Structured figure records
++++++++

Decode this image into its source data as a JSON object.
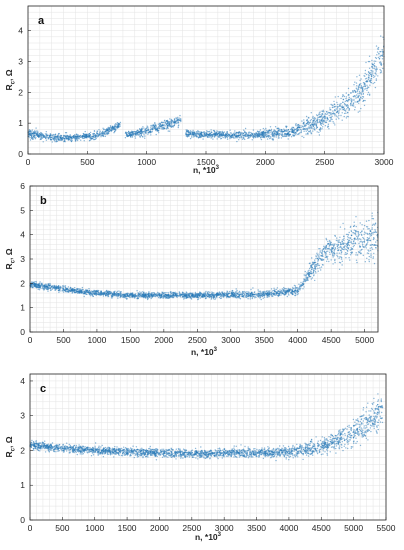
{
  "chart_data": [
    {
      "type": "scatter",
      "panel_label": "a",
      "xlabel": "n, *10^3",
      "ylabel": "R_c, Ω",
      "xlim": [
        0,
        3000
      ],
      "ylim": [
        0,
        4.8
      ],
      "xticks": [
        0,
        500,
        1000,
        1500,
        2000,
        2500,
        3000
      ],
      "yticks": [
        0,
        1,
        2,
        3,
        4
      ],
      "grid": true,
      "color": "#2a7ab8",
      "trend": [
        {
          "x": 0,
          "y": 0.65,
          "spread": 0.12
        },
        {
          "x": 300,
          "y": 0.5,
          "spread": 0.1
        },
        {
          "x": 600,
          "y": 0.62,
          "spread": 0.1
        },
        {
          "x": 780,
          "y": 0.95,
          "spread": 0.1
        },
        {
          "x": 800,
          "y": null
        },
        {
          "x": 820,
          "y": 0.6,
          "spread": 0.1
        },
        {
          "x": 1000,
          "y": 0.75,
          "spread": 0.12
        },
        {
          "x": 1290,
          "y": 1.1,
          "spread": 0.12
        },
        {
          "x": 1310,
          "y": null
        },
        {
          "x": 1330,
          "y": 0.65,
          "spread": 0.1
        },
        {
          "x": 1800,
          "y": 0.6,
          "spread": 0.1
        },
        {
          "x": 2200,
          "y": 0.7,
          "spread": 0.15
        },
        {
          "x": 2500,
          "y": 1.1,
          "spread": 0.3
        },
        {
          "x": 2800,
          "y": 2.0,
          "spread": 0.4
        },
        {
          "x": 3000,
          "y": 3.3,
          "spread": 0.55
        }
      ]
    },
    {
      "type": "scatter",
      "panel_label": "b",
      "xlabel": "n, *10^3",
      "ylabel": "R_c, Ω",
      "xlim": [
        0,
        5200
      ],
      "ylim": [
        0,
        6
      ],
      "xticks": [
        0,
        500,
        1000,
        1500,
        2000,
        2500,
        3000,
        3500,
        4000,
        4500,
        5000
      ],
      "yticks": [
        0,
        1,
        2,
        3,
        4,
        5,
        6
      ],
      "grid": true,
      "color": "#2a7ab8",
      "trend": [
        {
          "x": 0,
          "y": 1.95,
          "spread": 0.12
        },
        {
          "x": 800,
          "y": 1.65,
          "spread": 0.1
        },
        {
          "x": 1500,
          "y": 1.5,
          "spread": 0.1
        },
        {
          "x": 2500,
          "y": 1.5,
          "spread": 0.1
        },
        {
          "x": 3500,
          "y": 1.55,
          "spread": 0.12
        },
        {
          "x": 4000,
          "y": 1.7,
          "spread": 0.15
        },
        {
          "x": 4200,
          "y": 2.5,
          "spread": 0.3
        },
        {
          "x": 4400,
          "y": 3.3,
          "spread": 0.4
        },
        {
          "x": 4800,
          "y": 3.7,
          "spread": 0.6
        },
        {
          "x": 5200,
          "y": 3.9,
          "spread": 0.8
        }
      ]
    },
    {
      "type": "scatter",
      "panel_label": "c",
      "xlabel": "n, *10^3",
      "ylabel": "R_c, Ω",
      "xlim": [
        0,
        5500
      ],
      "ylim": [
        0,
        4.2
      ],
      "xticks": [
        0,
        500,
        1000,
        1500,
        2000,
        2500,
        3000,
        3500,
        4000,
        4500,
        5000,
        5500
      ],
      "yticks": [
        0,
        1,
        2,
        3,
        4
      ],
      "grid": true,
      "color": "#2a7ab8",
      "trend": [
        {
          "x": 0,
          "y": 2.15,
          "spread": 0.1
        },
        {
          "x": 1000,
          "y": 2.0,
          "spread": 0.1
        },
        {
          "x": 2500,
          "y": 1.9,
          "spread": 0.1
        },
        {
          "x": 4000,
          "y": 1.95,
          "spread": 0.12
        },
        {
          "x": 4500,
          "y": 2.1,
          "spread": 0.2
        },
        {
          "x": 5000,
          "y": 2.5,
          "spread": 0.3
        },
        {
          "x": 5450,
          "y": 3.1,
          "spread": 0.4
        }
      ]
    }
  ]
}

++++++++

→ **WORK INSTRUCTIONS**
All of the material above should be reproduced exactly, except the pictures.

→ **WRITTEN ANSWER**
Decode this image into its source data as a JSON object.
{
  "chart_data": [
    {
      "type": "scatter",
      "panel_label": "a",
      "xlabel": "n, *10^3",
      "ylabel": "R_c, Ω",
      "xlim": [
        0,
        3000
      ],
      "ylim": [
        0,
        4.8
      ],
      "xticks": [
        0,
        500,
        1000,
        1500,
        2000,
        2500,
        3000
      ],
      "yticks": [
        0,
        1,
        2,
        3,
        4
      ],
      "grid": true,
      "color": "#2a7ab8",
      "trend": [
        {
          "x": 0,
          "y": 0.65,
          "spread": 0.12
        },
        {
          "x": 300,
          "y": 0.5,
          "spread": 0.1
        },
        {
          "x": 600,
          "y": 0.62,
          "spread": 0.1
        },
        {
          "x": 780,
          "y": 0.95,
          "spread": 0.1
        },
        {
          "x": 800,
          "y": null
        },
        {
          "x": 820,
          "y": 0.6,
          "spread": 0.1
        },
        {
          "x": 1000,
          "y": 0.75,
          "spread": 0.12
        },
        {
          "x": 1290,
          "y": 1.1,
          "spread": 0.12
        },
        {
          "x": 1310,
          "y": null
        },
        {
          "x": 1330,
          "y": 0.65,
          "spread": 0.1
        },
        {
          "x": 1800,
          "y": 0.6,
          "spread": 0.1
        },
        {
          "x": 2200,
          "y": 0.7,
          "spread": 0.15
        },
        {
          "x": 2500,
          "y": 1.1,
          "spread": 0.3
        },
        {
          "x": 2800,
          "y": 2.0,
          "spread": 0.4
        },
        {
          "x": 3000,
          "y": 3.3,
          "spread": 0.55
        }
      ]
    },
    {
      "type": "scatter",
      "panel_label": "b",
      "xlabel": "n, *10^3",
      "ylabel": "R_c, Ω",
      "xlim": [
        0,
        5200
      ],
      "ylim": [
        0,
        6
      ],
      "xticks": [
        0,
        500,
        1000,
        1500,
        2000,
        2500,
        3000,
        3500,
        4000,
        4500,
        5000
      ],
      "yticks": [
        0,
        1,
        2,
        3,
        4,
        5,
        6
      ],
      "grid": true,
      "color": "#2a7ab8",
      "trend": [
        {
          "x": 0,
          "y": 1.95,
          "spread": 0.12
        },
        {
          "x": 800,
          "y": 1.65,
          "spread": 0.1
        },
        {
          "x": 1500,
          "y": 1.5,
          "spread": 0.1
        },
        {
          "x": 2500,
          "y": 1.5,
          "spread": 0.1
        },
        {
          "x": 3500,
          "y": 1.55,
          "spread": 0.12
        },
        {
          "x": 4000,
          "y": 1.7,
          "spread": 0.15
        },
        {
          "x": 4200,
          "y": 2.5,
          "spread": 0.3
        },
        {
          "x": 4400,
          "y": 3.3,
          "spread": 0.4
        },
        {
          "x": 4800,
          "y": 3.7,
          "spread": 0.6
        },
        {
          "x": 5200,
          "y": 3.9,
          "spread": 0.8
        }
      ]
    },
    {
      "type": "scatter",
      "panel_label": "c",
      "xlabel": "n, *10^3",
      "ylabel": "R_c, Ω",
      "xlim": [
        0,
        5500
      ],
      "ylim": [
        0,
        4.2
      ],
      "xticks": [
        0,
        500,
        1000,
        1500,
        2000,
        2500,
        3000,
        3500,
        4000,
        4500,
        5000,
        5500
      ],
      "yticks": [
        0,
        1,
        2,
        3,
        4
      ],
      "grid": true,
      "color": "#2a7ab8",
      "trend": [
        {
          "x": 0,
          "y": 2.15,
          "spread": 0.1
        },
        {
          "x": 1000,
          "y": 2.0,
          "spread": 0.1
        },
        {
          "x": 2500,
          "y": 1.9,
          "spread": 0.1
        },
        {
          "x": 4000,
          "y": 1.95,
          "spread": 0.12
        },
        {
          "x": 4500,
          "y": 2.1,
          "spread": 0.2
        },
        {
          "x": 5000,
          "y": 2.5,
          "spread": 0.3
        },
        {
          "x": 5450,
          "y": 3.1,
          "spread": 0.4
        }
      ]
    }
  ]
}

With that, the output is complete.